▶

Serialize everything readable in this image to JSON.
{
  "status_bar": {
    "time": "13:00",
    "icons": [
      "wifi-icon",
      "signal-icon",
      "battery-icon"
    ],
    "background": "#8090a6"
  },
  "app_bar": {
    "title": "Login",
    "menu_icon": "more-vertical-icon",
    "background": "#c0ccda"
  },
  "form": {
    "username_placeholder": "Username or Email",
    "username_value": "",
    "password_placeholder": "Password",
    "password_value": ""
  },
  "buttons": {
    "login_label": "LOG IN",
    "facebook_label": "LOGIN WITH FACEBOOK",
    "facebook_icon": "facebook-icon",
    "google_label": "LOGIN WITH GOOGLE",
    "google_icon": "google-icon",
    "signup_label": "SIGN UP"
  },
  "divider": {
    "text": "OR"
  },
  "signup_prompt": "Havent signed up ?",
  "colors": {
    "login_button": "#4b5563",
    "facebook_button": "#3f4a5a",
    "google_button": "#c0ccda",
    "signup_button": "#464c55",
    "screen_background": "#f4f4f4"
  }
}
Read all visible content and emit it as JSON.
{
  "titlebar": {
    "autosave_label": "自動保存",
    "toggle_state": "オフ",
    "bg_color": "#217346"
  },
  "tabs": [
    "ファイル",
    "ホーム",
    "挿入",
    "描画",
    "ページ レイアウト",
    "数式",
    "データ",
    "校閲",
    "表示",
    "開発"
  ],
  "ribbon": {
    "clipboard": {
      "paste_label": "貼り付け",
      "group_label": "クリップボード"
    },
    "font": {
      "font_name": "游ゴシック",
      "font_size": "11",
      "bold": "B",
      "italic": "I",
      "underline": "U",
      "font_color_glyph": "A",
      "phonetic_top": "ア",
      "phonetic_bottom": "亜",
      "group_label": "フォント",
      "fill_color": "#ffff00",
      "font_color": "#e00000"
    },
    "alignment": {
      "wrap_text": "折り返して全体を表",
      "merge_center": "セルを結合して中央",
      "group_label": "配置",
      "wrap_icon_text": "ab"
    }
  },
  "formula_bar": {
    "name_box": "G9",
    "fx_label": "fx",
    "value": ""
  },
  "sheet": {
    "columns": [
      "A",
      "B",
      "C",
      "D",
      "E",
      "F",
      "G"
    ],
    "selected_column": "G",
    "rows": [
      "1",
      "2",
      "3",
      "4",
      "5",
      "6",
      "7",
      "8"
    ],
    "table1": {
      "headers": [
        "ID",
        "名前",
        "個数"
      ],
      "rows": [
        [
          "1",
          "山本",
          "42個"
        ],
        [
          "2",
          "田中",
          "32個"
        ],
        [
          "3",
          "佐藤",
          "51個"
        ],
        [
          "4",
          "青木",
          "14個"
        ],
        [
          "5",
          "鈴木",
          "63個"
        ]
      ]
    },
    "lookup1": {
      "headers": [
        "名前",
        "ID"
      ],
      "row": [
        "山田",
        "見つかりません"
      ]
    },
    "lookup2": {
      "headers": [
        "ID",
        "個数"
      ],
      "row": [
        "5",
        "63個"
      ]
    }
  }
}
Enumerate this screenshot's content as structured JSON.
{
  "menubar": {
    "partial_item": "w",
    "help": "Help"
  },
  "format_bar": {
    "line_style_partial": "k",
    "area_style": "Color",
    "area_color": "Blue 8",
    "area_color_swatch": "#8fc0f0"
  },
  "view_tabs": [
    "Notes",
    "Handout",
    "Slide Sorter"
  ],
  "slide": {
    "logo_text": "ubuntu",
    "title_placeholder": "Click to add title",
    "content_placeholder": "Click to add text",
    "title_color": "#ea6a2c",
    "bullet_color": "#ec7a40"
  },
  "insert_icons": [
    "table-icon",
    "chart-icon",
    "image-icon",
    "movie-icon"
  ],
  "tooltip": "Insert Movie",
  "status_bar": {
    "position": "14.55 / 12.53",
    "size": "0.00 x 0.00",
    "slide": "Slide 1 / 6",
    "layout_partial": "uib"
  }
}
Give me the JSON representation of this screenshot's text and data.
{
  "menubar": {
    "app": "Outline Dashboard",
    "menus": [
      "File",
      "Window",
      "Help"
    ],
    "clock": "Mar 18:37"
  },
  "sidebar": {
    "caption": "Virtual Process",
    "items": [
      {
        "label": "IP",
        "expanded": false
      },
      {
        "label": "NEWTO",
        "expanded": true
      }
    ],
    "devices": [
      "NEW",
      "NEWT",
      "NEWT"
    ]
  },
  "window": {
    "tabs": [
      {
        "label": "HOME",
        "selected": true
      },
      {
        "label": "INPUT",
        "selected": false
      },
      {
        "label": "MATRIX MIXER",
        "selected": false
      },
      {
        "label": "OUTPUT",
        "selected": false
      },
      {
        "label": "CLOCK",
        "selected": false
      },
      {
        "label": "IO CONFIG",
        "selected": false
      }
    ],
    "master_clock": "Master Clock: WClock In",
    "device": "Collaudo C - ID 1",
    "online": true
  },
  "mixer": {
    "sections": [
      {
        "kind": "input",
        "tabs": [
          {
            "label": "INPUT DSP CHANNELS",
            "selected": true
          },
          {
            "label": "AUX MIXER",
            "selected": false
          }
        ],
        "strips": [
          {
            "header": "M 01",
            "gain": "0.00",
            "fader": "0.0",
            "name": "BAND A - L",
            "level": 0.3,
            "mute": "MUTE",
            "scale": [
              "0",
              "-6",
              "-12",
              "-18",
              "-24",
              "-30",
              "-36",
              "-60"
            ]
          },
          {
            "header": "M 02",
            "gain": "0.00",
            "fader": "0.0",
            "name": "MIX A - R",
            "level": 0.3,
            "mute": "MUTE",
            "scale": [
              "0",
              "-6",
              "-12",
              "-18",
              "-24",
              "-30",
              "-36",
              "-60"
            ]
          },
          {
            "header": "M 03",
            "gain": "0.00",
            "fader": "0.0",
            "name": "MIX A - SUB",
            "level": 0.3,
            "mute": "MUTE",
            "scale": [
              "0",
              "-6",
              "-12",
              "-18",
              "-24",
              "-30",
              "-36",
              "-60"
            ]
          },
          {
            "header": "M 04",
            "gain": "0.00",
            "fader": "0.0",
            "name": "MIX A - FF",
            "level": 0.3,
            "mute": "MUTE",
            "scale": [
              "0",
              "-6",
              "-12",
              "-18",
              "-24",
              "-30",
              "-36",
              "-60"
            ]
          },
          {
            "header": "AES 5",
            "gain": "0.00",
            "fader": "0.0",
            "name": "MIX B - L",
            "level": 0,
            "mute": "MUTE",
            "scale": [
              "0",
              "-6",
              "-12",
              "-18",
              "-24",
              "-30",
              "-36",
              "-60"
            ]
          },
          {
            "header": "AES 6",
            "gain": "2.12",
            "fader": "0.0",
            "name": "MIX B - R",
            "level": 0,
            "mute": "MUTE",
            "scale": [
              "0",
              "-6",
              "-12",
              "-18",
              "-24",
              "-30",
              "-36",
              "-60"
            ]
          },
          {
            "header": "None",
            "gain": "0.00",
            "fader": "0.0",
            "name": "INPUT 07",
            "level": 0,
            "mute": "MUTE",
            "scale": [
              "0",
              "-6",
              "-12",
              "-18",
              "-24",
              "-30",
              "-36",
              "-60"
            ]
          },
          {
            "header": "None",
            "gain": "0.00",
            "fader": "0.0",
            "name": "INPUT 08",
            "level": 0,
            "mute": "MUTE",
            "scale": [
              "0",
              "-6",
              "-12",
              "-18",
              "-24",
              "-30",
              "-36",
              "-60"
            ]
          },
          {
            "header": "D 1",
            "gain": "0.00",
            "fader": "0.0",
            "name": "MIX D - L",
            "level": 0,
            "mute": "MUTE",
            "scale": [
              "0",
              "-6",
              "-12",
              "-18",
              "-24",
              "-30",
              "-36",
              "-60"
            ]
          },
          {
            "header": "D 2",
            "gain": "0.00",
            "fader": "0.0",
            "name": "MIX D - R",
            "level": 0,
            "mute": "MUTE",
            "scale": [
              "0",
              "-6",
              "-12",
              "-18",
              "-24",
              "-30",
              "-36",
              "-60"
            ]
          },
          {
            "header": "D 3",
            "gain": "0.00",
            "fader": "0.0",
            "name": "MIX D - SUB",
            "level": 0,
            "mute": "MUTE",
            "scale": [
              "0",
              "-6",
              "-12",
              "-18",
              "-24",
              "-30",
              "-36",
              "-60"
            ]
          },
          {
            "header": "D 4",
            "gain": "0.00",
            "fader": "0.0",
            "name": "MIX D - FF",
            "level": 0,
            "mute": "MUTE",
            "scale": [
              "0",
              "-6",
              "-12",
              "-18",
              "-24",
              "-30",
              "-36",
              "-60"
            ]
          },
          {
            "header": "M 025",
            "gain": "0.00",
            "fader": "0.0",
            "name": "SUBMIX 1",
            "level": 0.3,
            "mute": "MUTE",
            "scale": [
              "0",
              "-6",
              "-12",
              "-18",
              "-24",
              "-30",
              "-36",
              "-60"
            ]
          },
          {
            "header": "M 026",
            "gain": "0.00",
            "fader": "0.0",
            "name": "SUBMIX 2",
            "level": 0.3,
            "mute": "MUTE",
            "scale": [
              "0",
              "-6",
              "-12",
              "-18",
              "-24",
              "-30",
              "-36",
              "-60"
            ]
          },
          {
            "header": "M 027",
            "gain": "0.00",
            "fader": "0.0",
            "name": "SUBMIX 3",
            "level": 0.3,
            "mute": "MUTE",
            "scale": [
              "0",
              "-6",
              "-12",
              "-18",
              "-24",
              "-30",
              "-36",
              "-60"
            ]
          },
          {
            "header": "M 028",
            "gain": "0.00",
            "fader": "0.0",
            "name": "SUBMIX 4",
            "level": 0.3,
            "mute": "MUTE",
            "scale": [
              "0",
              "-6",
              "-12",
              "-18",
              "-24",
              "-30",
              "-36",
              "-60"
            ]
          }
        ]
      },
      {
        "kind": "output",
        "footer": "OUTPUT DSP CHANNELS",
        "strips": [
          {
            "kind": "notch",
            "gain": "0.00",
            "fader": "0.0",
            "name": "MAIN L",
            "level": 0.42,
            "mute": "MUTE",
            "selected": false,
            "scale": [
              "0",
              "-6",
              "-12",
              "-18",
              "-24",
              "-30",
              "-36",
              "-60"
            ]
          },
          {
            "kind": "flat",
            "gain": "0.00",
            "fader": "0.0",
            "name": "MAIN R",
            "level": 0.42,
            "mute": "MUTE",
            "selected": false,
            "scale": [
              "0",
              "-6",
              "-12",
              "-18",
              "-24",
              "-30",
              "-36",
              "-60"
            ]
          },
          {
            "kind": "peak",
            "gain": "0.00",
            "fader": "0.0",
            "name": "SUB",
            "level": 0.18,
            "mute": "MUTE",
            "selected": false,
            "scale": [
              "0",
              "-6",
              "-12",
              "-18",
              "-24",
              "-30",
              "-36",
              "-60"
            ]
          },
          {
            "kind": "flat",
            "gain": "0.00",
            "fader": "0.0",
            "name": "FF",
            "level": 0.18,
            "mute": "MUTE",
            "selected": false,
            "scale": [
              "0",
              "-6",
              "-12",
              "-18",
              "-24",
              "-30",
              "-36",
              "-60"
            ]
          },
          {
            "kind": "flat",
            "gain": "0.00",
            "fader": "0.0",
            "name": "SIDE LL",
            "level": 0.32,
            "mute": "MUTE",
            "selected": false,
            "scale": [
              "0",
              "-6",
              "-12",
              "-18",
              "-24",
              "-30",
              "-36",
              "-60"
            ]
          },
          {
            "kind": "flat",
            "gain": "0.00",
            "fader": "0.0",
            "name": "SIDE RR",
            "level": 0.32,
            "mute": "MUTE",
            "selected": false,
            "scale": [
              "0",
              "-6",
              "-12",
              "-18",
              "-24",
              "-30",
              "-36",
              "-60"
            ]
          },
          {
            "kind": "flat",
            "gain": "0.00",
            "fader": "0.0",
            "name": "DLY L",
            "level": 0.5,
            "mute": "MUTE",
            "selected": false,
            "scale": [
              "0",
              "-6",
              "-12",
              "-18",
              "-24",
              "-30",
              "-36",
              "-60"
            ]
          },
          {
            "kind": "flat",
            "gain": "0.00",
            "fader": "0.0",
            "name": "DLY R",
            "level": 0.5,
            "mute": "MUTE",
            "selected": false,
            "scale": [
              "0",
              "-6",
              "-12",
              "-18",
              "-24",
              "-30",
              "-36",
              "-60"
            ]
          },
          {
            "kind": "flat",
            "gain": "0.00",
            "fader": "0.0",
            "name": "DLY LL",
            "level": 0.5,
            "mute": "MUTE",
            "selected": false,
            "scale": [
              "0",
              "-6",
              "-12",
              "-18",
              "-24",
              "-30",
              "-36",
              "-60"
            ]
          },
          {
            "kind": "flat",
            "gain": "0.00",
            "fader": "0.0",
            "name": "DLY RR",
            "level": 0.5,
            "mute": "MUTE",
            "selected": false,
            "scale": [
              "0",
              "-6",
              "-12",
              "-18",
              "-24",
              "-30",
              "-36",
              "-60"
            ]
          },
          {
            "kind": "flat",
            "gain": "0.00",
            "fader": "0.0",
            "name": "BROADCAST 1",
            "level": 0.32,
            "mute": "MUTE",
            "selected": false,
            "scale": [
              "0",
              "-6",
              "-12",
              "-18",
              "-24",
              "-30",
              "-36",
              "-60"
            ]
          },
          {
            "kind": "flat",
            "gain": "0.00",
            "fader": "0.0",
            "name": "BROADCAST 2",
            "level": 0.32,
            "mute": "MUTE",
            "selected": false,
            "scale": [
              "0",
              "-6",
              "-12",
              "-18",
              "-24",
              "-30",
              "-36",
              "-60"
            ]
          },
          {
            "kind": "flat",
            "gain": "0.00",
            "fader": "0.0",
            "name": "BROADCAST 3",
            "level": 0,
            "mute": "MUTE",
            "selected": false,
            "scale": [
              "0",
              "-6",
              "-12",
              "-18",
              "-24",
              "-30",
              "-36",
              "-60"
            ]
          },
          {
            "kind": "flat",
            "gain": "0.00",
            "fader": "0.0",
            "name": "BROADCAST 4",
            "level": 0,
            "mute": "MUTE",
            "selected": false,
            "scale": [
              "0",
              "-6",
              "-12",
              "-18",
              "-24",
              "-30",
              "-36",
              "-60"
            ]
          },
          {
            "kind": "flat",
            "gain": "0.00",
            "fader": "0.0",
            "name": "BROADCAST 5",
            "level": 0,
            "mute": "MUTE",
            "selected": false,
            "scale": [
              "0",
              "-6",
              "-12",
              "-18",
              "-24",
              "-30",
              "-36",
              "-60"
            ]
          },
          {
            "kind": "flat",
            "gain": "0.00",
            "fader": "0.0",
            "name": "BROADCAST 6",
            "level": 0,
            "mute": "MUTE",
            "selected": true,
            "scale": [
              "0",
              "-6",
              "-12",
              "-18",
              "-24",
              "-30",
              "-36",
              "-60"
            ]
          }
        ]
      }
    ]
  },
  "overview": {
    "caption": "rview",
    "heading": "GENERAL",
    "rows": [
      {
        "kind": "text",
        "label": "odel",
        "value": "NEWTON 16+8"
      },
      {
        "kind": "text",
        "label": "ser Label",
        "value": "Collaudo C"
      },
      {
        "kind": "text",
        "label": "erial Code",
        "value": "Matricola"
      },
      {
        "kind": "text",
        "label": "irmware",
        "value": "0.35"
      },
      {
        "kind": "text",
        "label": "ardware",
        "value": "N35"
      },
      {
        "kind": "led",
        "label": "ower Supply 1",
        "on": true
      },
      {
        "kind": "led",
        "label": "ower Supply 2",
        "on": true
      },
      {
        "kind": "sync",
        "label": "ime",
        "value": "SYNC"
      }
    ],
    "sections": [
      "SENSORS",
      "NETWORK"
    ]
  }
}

◀

What the task requires: Locate each line with the word "Collaudo" and copy it.

Completed task:
    "device": "Collaudo C - ID 1",
        "value": "Collaudo C"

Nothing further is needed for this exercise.